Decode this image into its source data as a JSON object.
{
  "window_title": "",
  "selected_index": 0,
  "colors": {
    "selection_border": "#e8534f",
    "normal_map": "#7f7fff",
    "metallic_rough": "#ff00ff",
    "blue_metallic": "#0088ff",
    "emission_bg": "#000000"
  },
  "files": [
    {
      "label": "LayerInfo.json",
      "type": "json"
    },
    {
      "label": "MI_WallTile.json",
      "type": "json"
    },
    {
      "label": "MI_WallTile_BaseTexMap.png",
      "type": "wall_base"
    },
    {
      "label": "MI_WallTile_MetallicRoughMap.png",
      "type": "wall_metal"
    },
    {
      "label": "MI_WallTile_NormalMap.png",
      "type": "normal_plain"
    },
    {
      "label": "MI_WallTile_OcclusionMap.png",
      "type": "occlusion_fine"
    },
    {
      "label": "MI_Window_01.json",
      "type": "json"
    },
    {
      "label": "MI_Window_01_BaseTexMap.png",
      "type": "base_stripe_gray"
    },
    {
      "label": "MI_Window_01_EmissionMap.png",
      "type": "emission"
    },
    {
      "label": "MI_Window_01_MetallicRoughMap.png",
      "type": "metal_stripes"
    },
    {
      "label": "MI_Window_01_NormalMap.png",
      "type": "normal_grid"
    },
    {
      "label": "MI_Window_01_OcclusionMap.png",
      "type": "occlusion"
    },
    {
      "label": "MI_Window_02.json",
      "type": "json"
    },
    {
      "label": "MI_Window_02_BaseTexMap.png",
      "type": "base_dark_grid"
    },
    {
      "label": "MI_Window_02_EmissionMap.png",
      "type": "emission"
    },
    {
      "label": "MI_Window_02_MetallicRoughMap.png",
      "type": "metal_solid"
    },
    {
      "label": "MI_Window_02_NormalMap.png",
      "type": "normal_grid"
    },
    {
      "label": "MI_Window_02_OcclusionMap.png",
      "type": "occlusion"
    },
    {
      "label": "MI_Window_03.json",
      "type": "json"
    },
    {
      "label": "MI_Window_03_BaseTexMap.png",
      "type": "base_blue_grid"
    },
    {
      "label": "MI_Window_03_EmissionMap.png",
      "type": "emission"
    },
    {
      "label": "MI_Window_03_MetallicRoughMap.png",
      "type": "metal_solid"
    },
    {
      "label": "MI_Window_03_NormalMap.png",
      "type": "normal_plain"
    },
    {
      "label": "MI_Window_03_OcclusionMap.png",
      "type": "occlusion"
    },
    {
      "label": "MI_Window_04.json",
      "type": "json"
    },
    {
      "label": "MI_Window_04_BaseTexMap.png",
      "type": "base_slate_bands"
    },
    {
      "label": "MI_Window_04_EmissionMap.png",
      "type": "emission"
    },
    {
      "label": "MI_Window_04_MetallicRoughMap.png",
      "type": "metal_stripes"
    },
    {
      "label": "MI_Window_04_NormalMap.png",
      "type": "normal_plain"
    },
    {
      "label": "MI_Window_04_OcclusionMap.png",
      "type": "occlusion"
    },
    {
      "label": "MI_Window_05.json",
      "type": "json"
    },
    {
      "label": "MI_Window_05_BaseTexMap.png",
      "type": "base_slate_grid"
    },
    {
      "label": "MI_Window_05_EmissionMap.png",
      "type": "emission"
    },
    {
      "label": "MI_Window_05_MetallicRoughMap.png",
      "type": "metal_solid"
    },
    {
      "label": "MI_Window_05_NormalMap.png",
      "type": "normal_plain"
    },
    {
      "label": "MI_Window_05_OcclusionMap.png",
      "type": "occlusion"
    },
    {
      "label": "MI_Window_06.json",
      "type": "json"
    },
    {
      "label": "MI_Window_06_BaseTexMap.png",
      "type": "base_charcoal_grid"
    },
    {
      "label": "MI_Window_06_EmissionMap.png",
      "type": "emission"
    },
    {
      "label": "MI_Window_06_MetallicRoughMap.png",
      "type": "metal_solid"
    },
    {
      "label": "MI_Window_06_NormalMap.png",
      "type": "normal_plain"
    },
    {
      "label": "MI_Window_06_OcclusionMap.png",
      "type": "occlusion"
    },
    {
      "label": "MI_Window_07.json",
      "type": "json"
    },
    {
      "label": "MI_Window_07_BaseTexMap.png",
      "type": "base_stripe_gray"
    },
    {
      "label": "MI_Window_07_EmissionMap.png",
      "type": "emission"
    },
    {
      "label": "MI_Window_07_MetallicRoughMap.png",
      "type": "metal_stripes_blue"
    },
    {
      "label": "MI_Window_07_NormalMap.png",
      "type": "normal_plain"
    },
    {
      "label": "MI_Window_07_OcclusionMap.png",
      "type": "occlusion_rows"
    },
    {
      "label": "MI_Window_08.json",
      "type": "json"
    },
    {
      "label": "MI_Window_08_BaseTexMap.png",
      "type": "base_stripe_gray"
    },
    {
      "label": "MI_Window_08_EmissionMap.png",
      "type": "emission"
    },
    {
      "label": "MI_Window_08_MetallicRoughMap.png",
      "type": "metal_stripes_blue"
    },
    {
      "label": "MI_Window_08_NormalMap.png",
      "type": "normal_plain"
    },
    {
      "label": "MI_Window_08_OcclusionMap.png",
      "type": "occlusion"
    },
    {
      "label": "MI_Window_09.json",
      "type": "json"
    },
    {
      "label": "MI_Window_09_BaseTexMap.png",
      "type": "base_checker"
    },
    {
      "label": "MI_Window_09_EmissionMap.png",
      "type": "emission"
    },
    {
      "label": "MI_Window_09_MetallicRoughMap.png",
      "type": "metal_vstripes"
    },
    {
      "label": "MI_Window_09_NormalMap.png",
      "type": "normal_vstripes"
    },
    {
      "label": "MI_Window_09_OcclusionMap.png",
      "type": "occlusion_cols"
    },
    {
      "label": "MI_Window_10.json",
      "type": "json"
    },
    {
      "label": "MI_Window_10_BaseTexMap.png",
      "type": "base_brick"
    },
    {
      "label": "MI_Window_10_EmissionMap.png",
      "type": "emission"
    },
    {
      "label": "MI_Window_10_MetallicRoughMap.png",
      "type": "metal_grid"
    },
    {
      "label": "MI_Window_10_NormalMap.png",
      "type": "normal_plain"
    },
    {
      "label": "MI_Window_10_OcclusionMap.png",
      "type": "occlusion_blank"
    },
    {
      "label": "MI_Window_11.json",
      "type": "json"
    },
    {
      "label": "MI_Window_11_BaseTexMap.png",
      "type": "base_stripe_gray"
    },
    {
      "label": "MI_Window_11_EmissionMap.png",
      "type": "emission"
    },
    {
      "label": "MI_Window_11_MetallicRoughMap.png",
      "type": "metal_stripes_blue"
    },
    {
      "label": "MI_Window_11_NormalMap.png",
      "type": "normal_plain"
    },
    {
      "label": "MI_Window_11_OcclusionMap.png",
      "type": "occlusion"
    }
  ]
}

TASK PROMPT -> Give all the records again. Match them exactly.

EXERCISE OUTPUT ->
Decode this image into its source data as a JSON object.
{
  "window_title": "",
  "selected_index": 0,
  "colors": {
    "selection_border": "#e8534f",
    "normal_map": "#7f7fff",
    "metallic_rough": "#ff00ff",
    "blue_metallic": "#0088ff",
    "emission_bg": "#000000"
  },
  "files": [
    {
      "label": "LayerInfo.json",
      "type": "json"
    },
    {
      "label": "MI_WallTile.json",
      "type": "json"
    },
    {
      "label": "MI_WallTile_BaseTexMap.png",
      "type": "wall_base"
    },
    {
      "label": "MI_WallTile_MetallicRoughMap.png",
      "type": "wall_metal"
    },
    {
      "label": "MI_WallTile_NormalMap.png",
      "type": "normal_plain"
    },
    {
      "label": "MI_WallTile_OcclusionMap.png",
      "type": "occlusion_fine"
    },
    {
      "label": "MI_Window_01.json",
      "type": "json"
    },
    {
      "label": "MI_Window_01_BaseTexMap.png",
      "type": "base_stripe_gray"
    },
    {
      "label": "MI_Window_01_EmissionMap.png",
      "type": "emission"
    },
    {
      "label": "MI_Window_01_MetallicRoughMap.png",
      "type": "metal_stripes"
    },
    {
      "label": "MI_Window_01_NormalMap.png",
      "type": "normal_grid"
    },
    {
      "label": "MI_Window_01_OcclusionMap.png",
      "type": "occlusion"
    },
    {
      "label": "MI_Window_02.json",
      "type": "json"
    },
    {
      "label": "MI_Window_02_BaseTexMap.png",
      "type": "base_dark_grid"
    },
    {
      "label": "MI_Window_02_EmissionMap.png",
      "type": "emission"
    },
    {
      "label": "MI_Window_02_MetallicRoughMap.png",
      "type": "metal_solid"
    },
    {
      "label": "MI_Window_02_NormalMap.png",
      "type": "normal_grid"
    },
    {
      "label": "MI_Window_02_OcclusionMap.png",
      "type": "occlusion"
    },
    {
      "label": "MI_Window_03.json",
      "type": "json"
    },
    {
      "label": "MI_Window_03_BaseTexMap.png",
      "type": "base_blue_grid"
    },
    {
      "label": "MI_Window_03_EmissionMap.png",
      "type": "emission"
    },
    {
      "label": "MI_Window_03_MetallicRoughMap.png",
      "type": "metal_solid"
    },
    {
      "label": "MI_Window_03_NormalMap.png",
      "type": "normal_plain"
    },
    {
      "label": "MI_Window_03_OcclusionMap.png",
      "type": "occlusion"
    },
    {
      "label": "MI_Window_04.json",
      "type": "json"
    },
    {
      "label": "MI_Window_04_BaseTexMap.png",
      "type": "base_slate_bands"
    },
    {
      "label": "MI_Window_04_EmissionMap.png",
      "type": "emission"
    },
    {
      "label": "MI_Window_04_MetallicRoughMap.png",
      "type": "metal_stripes"
    },
    {
      "label": "MI_Window_04_NormalMap.png",
      "type": "normal_plain"
    },
    {
      "label": "MI_Window_04_OcclusionMap.png",
      "type": "occlusion"
    },
    {
      "label": "MI_Window_05.json",
      "type": "json"
    },
    {
      "label": "MI_Window_05_BaseTexMap.png",
      "type": "base_slate_grid"
    },
    {
      "label": "MI_Window_05_EmissionMap.png",
      "type": "emission"
    },
    {
      "label": "MI_Window_05_MetallicRoughMap.png",
      "type": "metal_solid"
    },
    {
      "label": "MI_Window_05_NormalMap.png",
      "type": "normal_plain"
    },
    {
      "label": "MI_Window_05_OcclusionMap.png",
      "type": "occlusion"
    },
    {
      "label": "MI_Window_06.json",
      "type": "json"
    },
    {
      "label": "MI_Window_06_BaseTexMap.png",
      "type": "base_charcoal_grid"
    },
    {
      "label": "MI_Window_06_EmissionMap.png",
      "type": "emission"
    },
    {
      "label": "MI_Window_06_MetallicRoughMap.png",
      "type": "metal_solid"
    },
    {
      "label": "MI_Window_06_NormalMap.png",
      "type": "normal_plain"
    },
    {
      "label": "MI_Window_06_OcclusionMap.png",
      "type": "occlusion"
    },
    {
      "label": "MI_Window_07.json",
      "type": "json"
    },
    {
      "label": "MI_Window_07_BaseTexMap.png",
      "type": "base_stripe_gray"
    },
    {
      "label": "MI_Window_07_EmissionMap.png",
      "type": "emission"
    },
    {
      "label": "MI_Window_07_MetallicRoughMap.png",
      "type": "metal_stripes_blue"
    },
    {
      "label": "MI_Window_07_NormalMap.png",
      "type": "normal_plain"
    },
    {
      "label": "MI_Window_07_OcclusionMap.png",
      "type": "occlusion_rows"
    },
    {
      "label": "MI_Window_08.json",
      "type": "json"
    },
    {
      "label": "MI_Window_08_BaseTexMap.png",
      "type": "base_stripe_gray"
    },
    {
      "label": "MI_Window_08_EmissionMap.png",
      "type": "emission"
    },
    {
      "label": "MI_Window_08_MetallicRoughMap.png",
      "type": "metal_stripes_blue"
    },
    {
      "label": "MI_Window_08_NormalMap.png",
      "type": "normal_plain"
    },
    {
      "label": "MI_Window_08_OcclusionMap.png",
      "type": "occlusion"
    },
    {
      "label": "MI_Window_09.json",
      "type": "json"
    },
    {
      "label": "MI_Window_09_BaseTexMap.png",
      "type": "base_checker"
    },
    {
      "label": "MI_Window_09_EmissionMap.png",
      "type": "emission"
    },
    {
      "label": "MI_Window_09_MetallicRoughMap.png",
      "type": "metal_vstripes"
    },
    {
      "label": "MI_Window_09_NormalMap.png",
      "type": "normal_vstripes"
    },
    {
      "label": "MI_Window_09_OcclusionMap.png",
      "type": "occlusion_cols"
    },
    {
      "label": "MI_Window_10.json",
      "type": "json"
    },
    {
      "label": "MI_Window_10_BaseTexMap.png",
      "type": "base_brick"
    },
    {
      "label": "MI_Window_10_EmissionMap.png",
      "type": "emission"
    },
    {
      "label": "MI_Window_10_MetallicRoughMap.png",
      "type": "metal_grid"
    },
    {
      "label": "MI_Window_10_NormalMap.png",
      "type": "normal_plain"
    },
    {
      "label": "MI_Window_10_OcclusionMap.png",
      "type": "occlusion_blank"
    },
    {
      "label": "MI_Window_11.json",
      "type": "json"
    },
    {
      "label": "MI_Window_11_BaseTexMap.png",
      "type": "base_stripe_gray"
    },
    {
      "label": "MI_Window_11_EmissionMap.png",
      "type": "emission"
    },
    {
      "label": "MI_Window_11_MetallicRoughMap.png",
      "type": "metal_stripes_blue"
    },
    {
      "label": "MI_Window_11_NormalMap.png",
      "type": "normal_plain"
    },
    {
      "label": "MI_Window_11_OcclusionMap.png",
      "type": "occlusion"
    }
  ]
}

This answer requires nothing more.